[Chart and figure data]
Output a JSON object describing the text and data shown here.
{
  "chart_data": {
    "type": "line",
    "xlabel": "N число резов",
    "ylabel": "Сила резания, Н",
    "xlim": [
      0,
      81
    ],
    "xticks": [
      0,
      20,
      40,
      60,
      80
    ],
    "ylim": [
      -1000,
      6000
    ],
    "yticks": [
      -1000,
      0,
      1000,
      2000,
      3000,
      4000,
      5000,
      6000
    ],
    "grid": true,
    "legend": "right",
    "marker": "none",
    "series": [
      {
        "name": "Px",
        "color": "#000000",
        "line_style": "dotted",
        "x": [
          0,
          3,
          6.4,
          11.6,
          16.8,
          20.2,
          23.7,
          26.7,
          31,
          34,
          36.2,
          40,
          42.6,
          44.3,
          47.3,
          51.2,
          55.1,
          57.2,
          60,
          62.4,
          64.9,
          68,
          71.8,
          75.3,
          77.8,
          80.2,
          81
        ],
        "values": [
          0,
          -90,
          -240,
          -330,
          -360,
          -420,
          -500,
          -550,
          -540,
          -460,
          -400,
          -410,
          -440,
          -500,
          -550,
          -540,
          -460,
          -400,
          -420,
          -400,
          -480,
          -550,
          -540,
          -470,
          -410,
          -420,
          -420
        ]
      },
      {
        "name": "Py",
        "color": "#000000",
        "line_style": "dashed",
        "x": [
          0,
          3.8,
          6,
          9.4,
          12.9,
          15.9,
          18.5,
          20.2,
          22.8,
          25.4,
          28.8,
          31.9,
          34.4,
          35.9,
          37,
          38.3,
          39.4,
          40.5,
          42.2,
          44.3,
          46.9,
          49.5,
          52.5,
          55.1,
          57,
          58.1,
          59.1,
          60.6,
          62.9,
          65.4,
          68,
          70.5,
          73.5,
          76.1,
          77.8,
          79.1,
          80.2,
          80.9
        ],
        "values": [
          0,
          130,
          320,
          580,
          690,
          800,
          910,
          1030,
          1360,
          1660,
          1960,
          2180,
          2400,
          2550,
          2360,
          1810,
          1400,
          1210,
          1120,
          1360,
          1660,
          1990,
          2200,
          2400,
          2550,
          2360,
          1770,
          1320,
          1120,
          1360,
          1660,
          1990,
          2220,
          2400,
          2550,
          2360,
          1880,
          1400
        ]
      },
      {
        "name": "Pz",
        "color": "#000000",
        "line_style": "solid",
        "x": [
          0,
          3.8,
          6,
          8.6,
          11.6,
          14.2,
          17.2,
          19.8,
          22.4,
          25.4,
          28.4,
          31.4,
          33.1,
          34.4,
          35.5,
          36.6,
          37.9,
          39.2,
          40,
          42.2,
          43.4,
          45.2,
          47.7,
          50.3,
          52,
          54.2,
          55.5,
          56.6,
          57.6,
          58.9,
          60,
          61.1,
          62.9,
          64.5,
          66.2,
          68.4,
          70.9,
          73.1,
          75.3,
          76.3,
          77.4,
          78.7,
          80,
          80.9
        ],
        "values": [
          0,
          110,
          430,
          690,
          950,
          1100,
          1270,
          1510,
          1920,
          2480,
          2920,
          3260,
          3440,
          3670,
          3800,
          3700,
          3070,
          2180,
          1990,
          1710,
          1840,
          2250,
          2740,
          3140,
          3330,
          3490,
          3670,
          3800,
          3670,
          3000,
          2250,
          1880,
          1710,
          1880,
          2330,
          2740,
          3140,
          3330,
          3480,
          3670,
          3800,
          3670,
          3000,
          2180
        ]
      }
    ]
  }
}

#### PROMPT:
The listing above should be transcribed in full, exactly as written.

#### SOLUTION TO THIS TASK:
Output a JSON object describing the text and data shown here.
{
  "chart_data": {
    "type": "line",
    "xlabel": "N число резов",
    "ylabel": "Сила резания, Н",
    "xlim": [
      0,
      81
    ],
    "xticks": [
      0,
      20,
      40,
      60,
      80
    ],
    "ylim": [
      -1000,
      6000
    ],
    "yticks": [
      -1000,
      0,
      1000,
      2000,
      3000,
      4000,
      5000,
      6000
    ],
    "grid": true,
    "legend": "right",
    "marker": "none",
    "series": [
      {
        "name": "Px",
        "color": "#000000",
        "line_style": "dotted",
        "x": [
          0,
          3,
          6.4,
          11.6,
          16.8,
          20.2,
          23.7,
          26.7,
          31,
          34,
          36.2,
          40,
          42.6,
          44.3,
          47.3,
          51.2,
          55.1,
          57.2,
          60,
          62.4,
          64.9,
          68,
          71.8,
          75.3,
          77.8,
          80.2,
          81
        ],
        "values": [
          0,
          -90,
          -240,
          -330,
          -360,
          -420,
          -500,
          -550,
          -540,
          -460,
          -400,
          -410,
          -440,
          -500,
          -550,
          -540,
          -460,
          -400,
          -420,
          -400,
          -480,
          -550,
          -540,
          -470,
          -410,
          -420,
          -420
        ]
      },
      {
        "name": "Py",
        "color": "#000000",
        "line_style": "dashed",
        "x": [
          0,
          3.8,
          6,
          9.4,
          12.9,
          15.9,
          18.5,
          20.2,
          22.8,
          25.4,
          28.8,
          31.9,
          34.4,
          35.9,
          37,
          38.3,
          39.4,
          40.5,
          42.2,
          44.3,
          46.9,
          49.5,
          52.5,
          55.1,
          57,
          58.1,
          59.1,
          60.6,
          62.9,
          65.4,
          68,
          70.5,
          73.5,
          76.1,
          77.8,
          79.1,
          80.2,
          80.9
        ],
        "values": [
          0,
          130,
          320,
          580,
          690,
          800,
          910,
          1030,
          1360,
          1660,
          1960,
          2180,
          2400,
          2550,
          2360,
          1810,
          1400,
          1210,
          1120,
          1360,
          1660,
          1990,
          2200,
          2400,
          2550,
          2360,
          1770,
          1320,
          1120,
          1360,
          1660,
          1990,
          2220,
          2400,
          2550,
          2360,
          1880,
          1400
        ]
      },
      {
        "name": "Pz",
        "color": "#000000",
        "line_style": "solid",
        "x": [
          0,
          3.8,
          6,
          8.6,
          11.6,
          14.2,
          17.2,
          19.8,
          22.4,
          25.4,
          28.4,
          31.4,
          33.1,
          34.4,
          35.5,
          36.6,
          37.9,
          39.2,
          40,
          42.2,
          43.4,
          45.2,
          47.7,
          50.3,
          52,
          54.2,
          55.5,
          56.6,
          57.6,
          58.9,
          60,
          61.1,
          62.9,
          64.5,
          66.2,
          68.4,
          70.9,
          73.1,
          75.3,
          76.3,
          77.4,
          78.7,
          80,
          80.9
        ],
        "values": [
          0,
          110,
          430,
          690,
          950,
          1100,
          1270,
          1510,
          1920,
          2480,
          2920,
          3260,
          3440,
          3670,
          3800,
          3700,
          3070,
          2180,
          1990,
          1710,
          1840,
          2250,
          2740,
          3140,
          3330,
          3490,
          3670,
          3800,
          3670,
          3000,
          2250,
          1880,
          1710,
          1880,
          2330,
          2740,
          3140,
          3330,
          3480,
          3670,
          3800,
          3670,
          3000,
          2180
        ]
      }
    ]
  }
}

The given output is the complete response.